REQUIRED TASK
Images should be left out, and everything else in the listing reproduced exactly.

SOURCE RECORDS
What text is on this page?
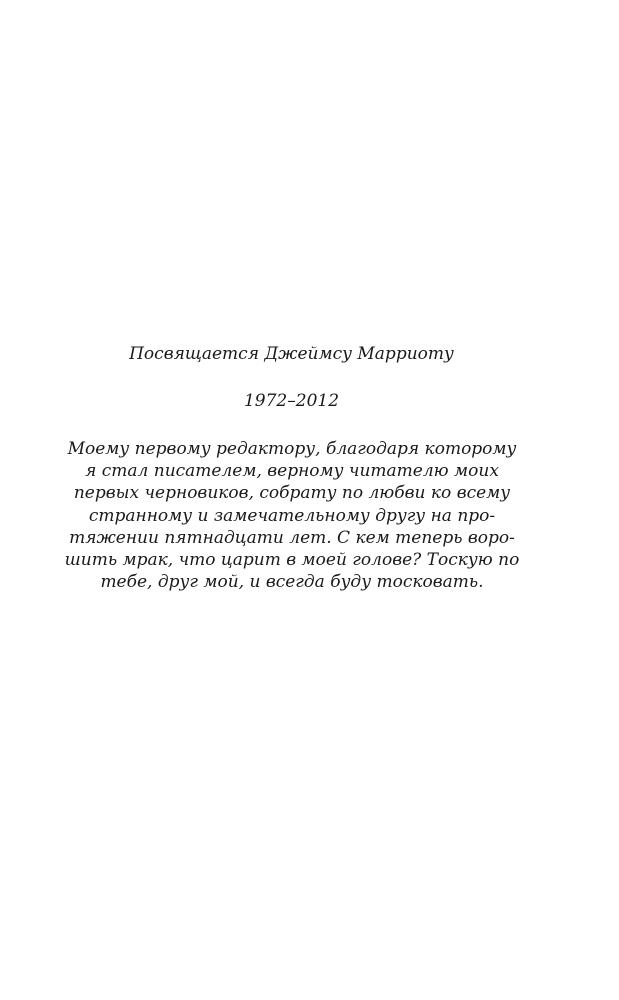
Посвящается Джеймсу Марриоту

1972–2012

Моему первому редактору, благодаря которому
я стал писателем, верному читателю моих
первых черновиков, собрату по любви ко всему
странному и замечательному другу на про-
тяжении пятнадцати лет. С кем теперь воро-
шить мрак, что царит в моей голове? Тоскую по
тебе, друг мой, и всегда буду тосковать.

RESULT OF THE TASK
What text is on this page?
Посвящается Джеймсу Марриоту

1972–2012

Моему первому редактору, благодаря которому
я стал писателем, верному читателю моих
первых черновиков, собрату по любви ко всему
странному и замечательному другу на про-
тяжении пятнадцати лет. С кем теперь воро-
шить мрак, что царит в моей голове? Тоскую по
тебе, друг мой, и всегда буду тосковать.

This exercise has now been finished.